§ Quoted text
-- start --
Incoherent Ramblings of a Crazy Bitch

It's ok to laugh, that shit's funny!

I’m Too Old For This Shit — January 6, 2015

I’m Too Old For This Shit

Went to Snickerz Comedy Club Comedy Club and to dinner quite a while back with my friends Angie and Kris. At dinner my friend Angie ordered this big ass margarita. I mean this sucker was 48oz, never seen one that big. I had only ordered a 12oz. So much smaller than what she got, story of my life I guess. Well I drank mine then proceeded to fill my glass from Angie’s. Then drank Kris’ drink also. Then, filled my glass again from Angie’s. Although I should have stopped at that point Angie had some left so I just drank it. Damn I was getting drunk.

We then went to Snickerz Comedy Club. Talked to the manager about my doing open mic nite again. Not only did he remember me but a couple of other guys there remembered me too. Of course my response to that is it’s kind of hard to forget me up on stage talking about bad sex ha-ha. At Snickerz I had a big rum runner while there then half another one. Before I even finished the second I realized, damn I’m drunk. So I quit drinking. Anyway after Snickerz a few of us went to Piere’s, the part that was CLUB V at the time. I guess you could call it the hip hop side. Well in my drunkenness I decided I was going to dance in the cage like I did back in the day.

I’m up there dancing and shaking my hips like i was 22 again. I’m really getting into it, shake, shake shake. I know I have to look hot as Hell, whipping my head back and forth and moving my hips. Of course in reality I probably looked like some old ass freak, dressed like a hooker and flopping around like I was having a seizure. But damn 30 seconds of that and I was worn out. My friends go on the dance floor so I slithered out of the cage like I was a damn stripper. As soon as my feet hit the floor vomit comes up in my mouth. I didn’t puke, but it reached past my throat. I mean I could feel chunks on my tongue. (If that grossed you out imagine how I felt). Not wanting to look like a fool in this busy busy club, I swallow the shit back down and decide my dancing is over for the night.
-- end --
§ Data shown
-- start --
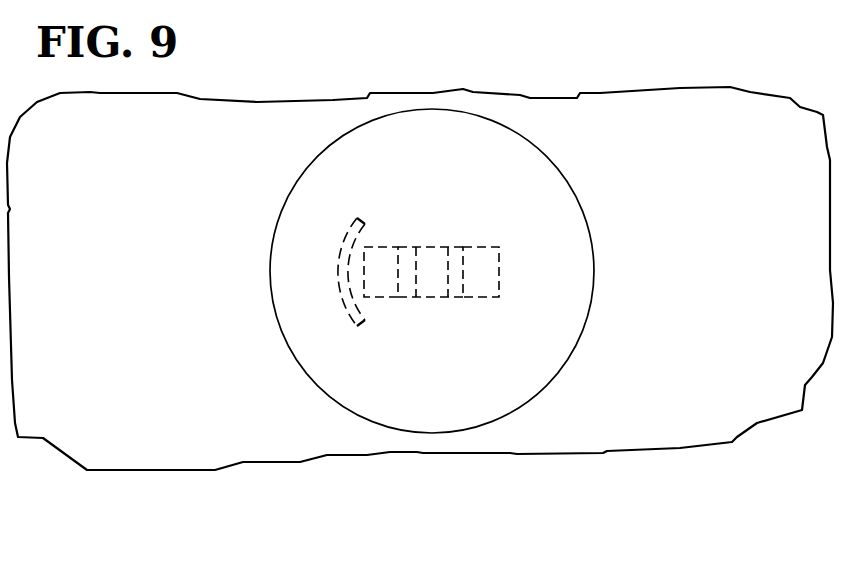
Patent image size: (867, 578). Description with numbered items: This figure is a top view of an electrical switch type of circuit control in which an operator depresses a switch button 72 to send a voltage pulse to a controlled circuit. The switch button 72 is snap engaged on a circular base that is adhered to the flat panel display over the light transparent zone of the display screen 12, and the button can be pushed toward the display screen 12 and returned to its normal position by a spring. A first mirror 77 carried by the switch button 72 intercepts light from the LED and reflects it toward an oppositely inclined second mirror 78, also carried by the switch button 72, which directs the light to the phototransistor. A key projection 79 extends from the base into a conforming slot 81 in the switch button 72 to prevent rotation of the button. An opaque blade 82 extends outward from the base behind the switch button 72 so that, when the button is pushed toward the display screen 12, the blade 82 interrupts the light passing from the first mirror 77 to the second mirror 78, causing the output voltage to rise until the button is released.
-- end --
§ Problems and tasks
1: Using the comedy club post above, please decide whether each statement agrees with it, answering yes or no and quoting the words that settle it: (a) Angie's margarita held 48 ounces. (b) The manager at Snickerz did not remember the writer. (c) The writer threw up after leaving the cage.
2: Write what comes next in the comedy club post, starting right after its final sentence.

§ Responses
1:
(a) Yes: "I mean this sucker was 48oz, never seen one that big."
(b) No: "Not only did he remember me but a couple of other guys there remembered me too."
(c) No: "I didn’t puke, but it reached past my throat."

2:
There I was just standing to the side looking like a dork, trying not to puke. While I’m standing there one of our friends decides to leave so I have now taken the position of cock blocking body guard and walk her out because by this point I was becoming the sober one. We stop and talk to a cop on the way who is sitting in his car learning how to play guitar. I’m not kidding. The neck of the guitar is out his window and he had his music sheet out. He said he was off duty and working for the bar. After chatting up rodeo cop I take my friend to her car and return to the bar.

I went back inside to be big momma cock blocking body guard to the other two dancing fools. As I’m standing there I realized, man I really needed to fart. Well I’m drunk; sick as Hell to my stomach from dancing, so I figured fuck it. And I then became the farting cock blocking body guard. I recommend you don’t eat Mexican before a night of dancing at the clubs. Every time I walked, Hell moved, I had the flapping of my cheeks and the prayers to God I wasn’t going to shart myself. I can’t even tell you if it smelled. I’d fart, move, fart, move, fart, and move. Maybe I was simply marking my territory?

This experience brought back a memory from years prior.  Another time I went to Piere’s with my friend Angie and we were in this huge crowd. I had to fart so bad I could help it. Talk about silent but deadly. It was as if a cloud of rotten eggs and shit was hovering around us. It was so bad it grossed me out, let alone everyone around me. Angie crunched her face up in disgust and said “Man somebody just shit themselves let’s get outa here!” So we left. I never did tell her it was me. Of course if she reads this she’ll know my secret hee hee.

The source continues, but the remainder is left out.